Given data →
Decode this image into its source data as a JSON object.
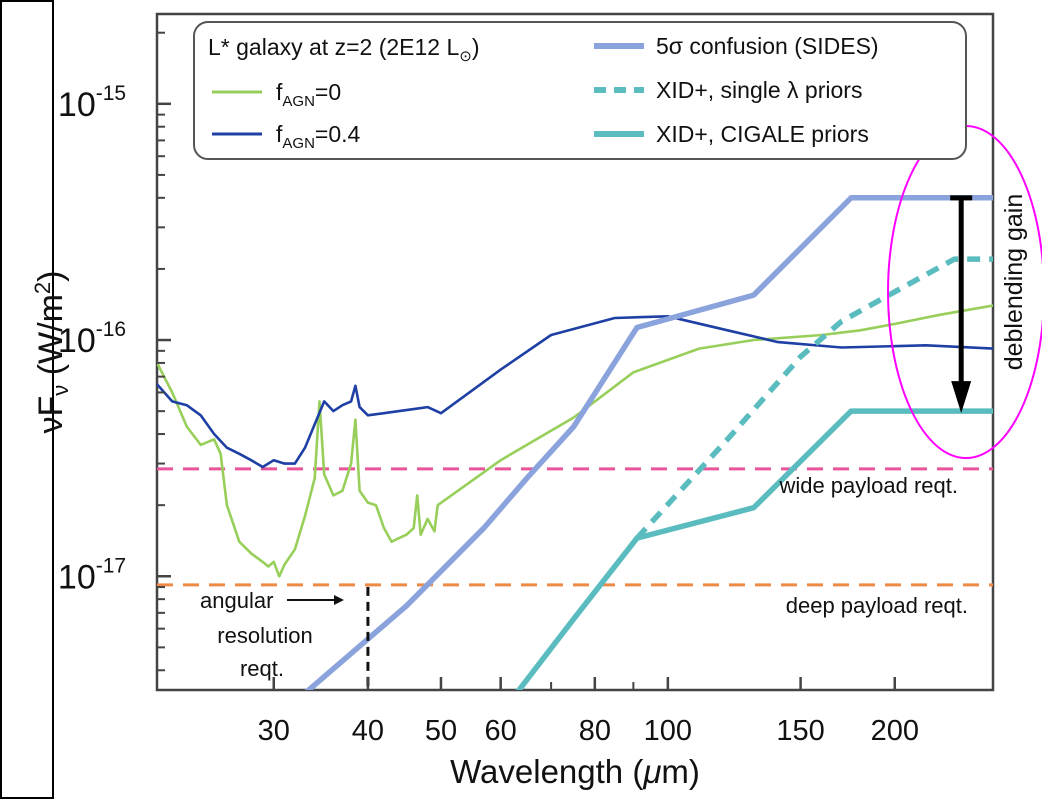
{
  "chart_data": {
    "type": "line",
    "xlabel": "Wavelength (μm)",
    "ylabel": "νF_ν (W/m²)",
    "xscale": "log",
    "yscale": "log",
    "xlim": [
      21,
      270
    ],
    "ylim": [
      3.3e-18,
      2.4e-15
    ],
    "xticks": [
      {
        "value": 30,
        "label": "30"
      },
      {
        "value": 40,
        "label": "40"
      },
      {
        "value": 50,
        "label": "50"
      },
      {
        "value": 60,
        "label": "60"
      },
      {
        "value": 80,
        "label": "80"
      },
      {
        "value": 100,
        "label": "100"
      },
      {
        "value": 150,
        "label": "150"
      },
      {
        "value": 200,
        "label": "200"
      }
    ],
    "yticks": [
      {
        "value": 1e-17,
        "base": "10",
        "exp": "-17"
      },
      {
        "value": 1e-16,
        "base": "10",
        "exp": "-16"
      },
      {
        "value": 1e-15,
        "base": "10",
        "exp": "-15"
      }
    ],
    "legend": {
      "placement": "top",
      "title": {
        "text": "L* galaxy at z=2 (2E12 L",
        "symbol": "⊙",
        "close": ")"
      }
    },
    "series": [
      {
        "id": "fagn0",
        "legend": {
          "base": "f",
          "sub": "AGN",
          "rest": "=0"
        },
        "color": "#97cf5a",
        "style": "solid",
        "points": [
          [
            21,
            8e-17
          ],
          [
            22,
            6e-17
          ],
          [
            23,
            4.3e-17
          ],
          [
            24,
            3.6e-17
          ],
          [
            25,
            3.8e-17
          ],
          [
            25.5,
            3.3e-17
          ],
          [
            26,
            2e-17
          ],
          [
            27,
            1.4e-17
          ],
          [
            28,
            1.25e-17
          ],
          [
            29,
            1.15e-17
          ],
          [
            29.5,
            1.1e-17
          ],
          [
            30,
            1.15e-17
          ],
          [
            30.5,
            1e-17
          ],
          [
            31,
            1.12e-17
          ],
          [
            32,
            1.3e-17
          ],
          [
            33,
            1.8e-17
          ],
          [
            34,
            2.6e-17
          ],
          [
            34.5,
            5.5e-17
          ],
          [
            35,
            2.7e-17
          ],
          [
            36,
            2.2e-17
          ],
          [
            37,
            2.3e-17
          ],
          [
            38,
            3e-17
          ],
          [
            38.5,
            4.6e-17
          ],
          [
            39,
            2.3e-17
          ],
          [
            40,
            2.05e-17
          ],
          [
            41,
            2e-17
          ],
          [
            42,
            1.6e-17
          ],
          [
            43,
            1.4e-17
          ],
          [
            44,
            1.45e-17
          ],
          [
            45,
            1.5e-17
          ],
          [
            46,
            1.6e-17
          ],
          [
            46.5,
            2.2e-17
          ],
          [
            47,
            1.5e-17
          ],
          [
            48,
            1.75e-17
          ],
          [
            49,
            1.55e-17
          ],
          [
            49.5,
            2e-17
          ],
          [
            60,
            3.1e-17
          ],
          [
            75,
            4.7e-17
          ],
          [
            90,
            7.3e-17
          ],
          [
            110,
            9.2e-17
          ],
          [
            130,
            1e-16
          ],
          [
            160,
            1.05e-16
          ],
          [
            180,
            1.1e-16
          ],
          [
            200,
            1.17e-16
          ],
          [
            230,
            1.28e-16
          ],
          [
            270,
            1.4e-16
          ]
        ]
      },
      {
        "id": "fagn04",
        "legend": {
          "base": "f",
          "sub": "AGN",
          "rest": "=0.4"
        },
        "color": "#1e3fa4",
        "style": "solid",
        "points": [
          [
            21,
            6.5e-17
          ],
          [
            22,
            5.5e-17
          ],
          [
            23,
            5.3e-17
          ],
          [
            24,
            4.8e-17
          ],
          [
            25,
            4e-17
          ],
          [
            26,
            3.5e-17
          ],
          [
            27,
            3.3e-17
          ],
          [
            28,
            3.1e-17
          ],
          [
            29,
            2.9e-17
          ],
          [
            30,
            3.1e-17
          ],
          [
            31,
            3e-17
          ],
          [
            32,
            3e-17
          ],
          [
            33,
            3.5e-17
          ],
          [
            34,
            4.4e-17
          ],
          [
            35,
            5.5e-17
          ],
          [
            36,
            5e-17
          ],
          [
            37,
            5.3e-17
          ],
          [
            38,
            5.5e-17
          ],
          [
            38.5,
            6.4e-17
          ],
          [
            39,
            5.2e-17
          ],
          [
            40,
            4.8e-17
          ],
          [
            42,
            4.9e-17
          ],
          [
            44,
            5e-17
          ],
          [
            46,
            5.1e-17
          ],
          [
            48,
            5.2e-17
          ],
          [
            50,
            4.9e-17
          ],
          [
            60,
            7.5e-17
          ],
          [
            70,
            1.05e-16
          ],
          [
            85,
            1.24e-16
          ],
          [
            100,
            1.26e-16
          ],
          [
            120,
            1.1e-16
          ],
          [
            140,
            9.8e-17
          ],
          [
            170,
            9.3e-17
          ],
          [
            220,
            9.5e-17
          ],
          [
            270,
            9.2e-17
          ]
        ]
      },
      {
        "id": "confusion",
        "legend": {
          "text": "5σ confusion (SIDES)"
        },
        "color": "#8ba3dc",
        "style": "thick",
        "points": [
          [
            33,
            3.2e-18
          ],
          [
            45,
            7.5e-18
          ],
          [
            57,
            1.6e-17
          ],
          [
            65,
            2.6e-17
          ],
          [
            75,
            4.3e-17
          ],
          [
            91,
            1.13e-16
          ],
          [
            130,
            1.55e-16
          ],
          [
            175,
            4e-16
          ],
          [
            270,
            4e-16
          ]
        ]
      },
      {
        "id": "xid-single",
        "legend": {
          "text": "XID+, single λ priors"
        },
        "color": "#5bbcc0",
        "style": "dashed",
        "points": [
          [
            91,
            1.45e-17
          ],
          [
            120,
            3.8e-17
          ],
          [
            150,
            8.5e-17
          ],
          [
            170,
            1.2e-16
          ],
          [
            200,
            1.6e-16
          ],
          [
            240,
            2.2e-16
          ],
          [
            270,
            2.2e-16
          ]
        ]
      },
      {
        "id": "xid-cigale",
        "legend": {
          "text": "XID+, CIGALE priors"
        },
        "color": "#5bbcc0",
        "style": "thick",
        "points": [
          [
            63,
            3.2e-18
          ],
          [
            75,
            6.6e-18
          ],
          [
            91,
            1.45e-17
          ],
          [
            130,
            1.95e-17
          ],
          [
            175,
            5e-17
          ],
          [
            270,
            5e-17
          ]
        ]
      }
    ],
    "hlines": [
      {
        "id": "wide",
        "y": 2.85e-17,
        "color": "#e7549a",
        "label": "wide payload reqt."
      },
      {
        "id": "deep",
        "y": 9.2e-18,
        "color": "#ee8a46",
        "label": "deep payload reqt."
      }
    ],
    "vline": {
      "x": 40,
      "color": "#111111"
    },
    "annotations": {
      "resolution": [
        "angular",
        "resolution",
        "reqt."
      ],
      "gain": {
        "text": "deblending gain",
        "x": 245,
        "y_from": 4e-16,
        "y_to": 5e-17
      },
      "ellipse_color": "#ff00ff"
    }
  }
}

What you have to do → Transcribe the full listing above exactly, with the images removed.

Reply →
Decode this image into its source data as a JSON object.
{
  "chart_data": {
    "type": "line",
    "xlabel": "Wavelength (μm)",
    "ylabel": "νF_ν (W/m²)",
    "xscale": "log",
    "yscale": "log",
    "xlim": [
      21,
      270
    ],
    "ylim": [
      3.3e-18,
      2.4e-15
    ],
    "xticks": [
      {
        "value": 30,
        "label": "30"
      },
      {
        "value": 40,
        "label": "40"
      },
      {
        "value": 50,
        "label": "50"
      },
      {
        "value": 60,
        "label": "60"
      },
      {
        "value": 80,
        "label": "80"
      },
      {
        "value": 100,
        "label": "100"
      },
      {
        "value": 150,
        "label": "150"
      },
      {
        "value": 200,
        "label": "200"
      }
    ],
    "yticks": [
      {
        "value": 1e-17,
        "base": "10",
        "exp": "-17"
      },
      {
        "value": 1e-16,
        "base": "10",
        "exp": "-16"
      },
      {
        "value": 1e-15,
        "base": "10",
        "exp": "-15"
      }
    ],
    "legend": {
      "placement": "top",
      "title": {
        "text": "L* galaxy at z=2 (2E12 L",
        "symbol": "⊙",
        "close": ")"
      }
    },
    "series": [
      {
        "id": "fagn0",
        "legend": {
          "base": "f",
          "sub": "AGN",
          "rest": "=0"
        },
        "color": "#97cf5a",
        "style": "solid",
        "points": [
          [
            21,
            8e-17
          ],
          [
            22,
            6e-17
          ],
          [
            23,
            4.3e-17
          ],
          [
            24,
            3.6e-17
          ],
          [
            25,
            3.8e-17
          ],
          [
            25.5,
            3.3e-17
          ],
          [
            26,
            2e-17
          ],
          [
            27,
            1.4e-17
          ],
          [
            28,
            1.25e-17
          ],
          [
            29,
            1.15e-17
          ],
          [
            29.5,
            1.1e-17
          ],
          [
            30,
            1.15e-17
          ],
          [
            30.5,
            1e-17
          ],
          [
            31,
            1.12e-17
          ],
          [
            32,
            1.3e-17
          ],
          [
            33,
            1.8e-17
          ],
          [
            34,
            2.6e-17
          ],
          [
            34.5,
            5.5e-17
          ],
          [
            35,
            2.7e-17
          ],
          [
            36,
            2.2e-17
          ],
          [
            37,
            2.3e-17
          ],
          [
            38,
            3e-17
          ],
          [
            38.5,
            4.6e-17
          ],
          [
            39,
            2.3e-17
          ],
          [
            40,
            2.05e-17
          ],
          [
            41,
            2e-17
          ],
          [
            42,
            1.6e-17
          ],
          [
            43,
            1.4e-17
          ],
          [
            44,
            1.45e-17
          ],
          [
            45,
            1.5e-17
          ],
          [
            46,
            1.6e-17
          ],
          [
            46.5,
            2.2e-17
          ],
          [
            47,
            1.5e-17
          ],
          [
            48,
            1.75e-17
          ],
          [
            49,
            1.55e-17
          ],
          [
            49.5,
            2e-17
          ],
          [
            60,
            3.1e-17
          ],
          [
            75,
            4.7e-17
          ],
          [
            90,
            7.3e-17
          ],
          [
            110,
            9.2e-17
          ],
          [
            130,
            1e-16
          ],
          [
            160,
            1.05e-16
          ],
          [
            180,
            1.1e-16
          ],
          [
            200,
            1.17e-16
          ],
          [
            230,
            1.28e-16
          ],
          [
            270,
            1.4e-16
          ]
        ]
      },
      {
        "id": "fagn04",
        "legend": {
          "base": "f",
          "sub": "AGN",
          "rest": "=0.4"
        },
        "color": "#1e3fa4",
        "style": "solid",
        "points": [
          [
            21,
            6.5e-17
          ],
          [
            22,
            5.5e-17
          ],
          [
            23,
            5.3e-17
          ],
          [
            24,
            4.8e-17
          ],
          [
            25,
            4e-17
          ],
          [
            26,
            3.5e-17
          ],
          [
            27,
            3.3e-17
          ],
          [
            28,
            3.1e-17
          ],
          [
            29,
            2.9e-17
          ],
          [
            30,
            3.1e-17
          ],
          [
            31,
            3e-17
          ],
          [
            32,
            3e-17
          ],
          [
            33,
            3.5e-17
          ],
          [
            34,
            4.4e-17
          ],
          [
            35,
            5.5e-17
          ],
          [
            36,
            5e-17
          ],
          [
            37,
            5.3e-17
          ],
          [
            38,
            5.5e-17
          ],
          [
            38.5,
            6.4e-17
          ],
          [
            39,
            5.2e-17
          ],
          [
            40,
            4.8e-17
          ],
          [
            42,
            4.9e-17
          ],
          [
            44,
            5e-17
          ],
          [
            46,
            5.1e-17
          ],
          [
            48,
            5.2e-17
          ],
          [
            50,
            4.9e-17
          ],
          [
            60,
            7.5e-17
          ],
          [
            70,
            1.05e-16
          ],
          [
            85,
            1.24e-16
          ],
          [
            100,
            1.26e-16
          ],
          [
            120,
            1.1e-16
          ],
          [
            140,
            9.8e-17
          ],
          [
            170,
            9.3e-17
          ],
          [
            220,
            9.5e-17
          ],
          [
            270,
            9.2e-17
          ]
        ]
      },
      {
        "id": "confusion",
        "legend": {
          "text": "5σ confusion (SIDES)"
        },
        "color": "#8ba3dc",
        "style": "thick",
        "points": [
          [
            33,
            3.2e-18
          ],
          [
            45,
            7.5e-18
          ],
          [
            57,
            1.6e-17
          ],
          [
            65,
            2.6e-17
          ],
          [
            75,
            4.3e-17
          ],
          [
            91,
            1.13e-16
          ],
          [
            130,
            1.55e-16
          ],
          [
            175,
            4e-16
          ],
          [
            270,
            4e-16
          ]
        ]
      },
      {
        "id": "xid-single",
        "legend": {
          "text": "XID+, single λ priors"
        },
        "color": "#5bbcc0",
        "style": "dashed",
        "points": [
          [
            91,
            1.45e-17
          ],
          [
            120,
            3.8e-17
          ],
          [
            150,
            8.5e-17
          ],
          [
            170,
            1.2e-16
          ],
          [
            200,
            1.6e-16
          ],
          [
            240,
            2.2e-16
          ],
          [
            270,
            2.2e-16
          ]
        ]
      },
      {
        "id": "xid-cigale",
        "legend": {
          "text": "XID+, CIGALE priors"
        },
        "color": "#5bbcc0",
        "style": "thick",
        "points": [
          [
            63,
            3.2e-18
          ],
          [
            75,
            6.6e-18
          ],
          [
            91,
            1.45e-17
          ],
          [
            130,
            1.95e-17
          ],
          [
            175,
            5e-17
          ],
          [
            270,
            5e-17
          ]
        ]
      }
    ],
    "hlines": [
      {
        "id": "wide",
        "y": 2.85e-17,
        "color": "#e7549a",
        "label": "wide payload reqt."
      },
      {
        "id": "deep",
        "y": 9.2e-18,
        "color": "#ee8a46",
        "label": "deep payload reqt."
      }
    ],
    "vline": {
      "x": 40,
      "color": "#111111"
    },
    "annotations": {
      "resolution": [
        "angular",
        "resolution",
        "reqt."
      ],
      "gain": {
        "text": "deblending gain",
        "x": 245,
        "y_from": 4e-16,
        "y_to": 5e-17
      },
      "ellipse_color": "#ff00ff"
    }
  }
}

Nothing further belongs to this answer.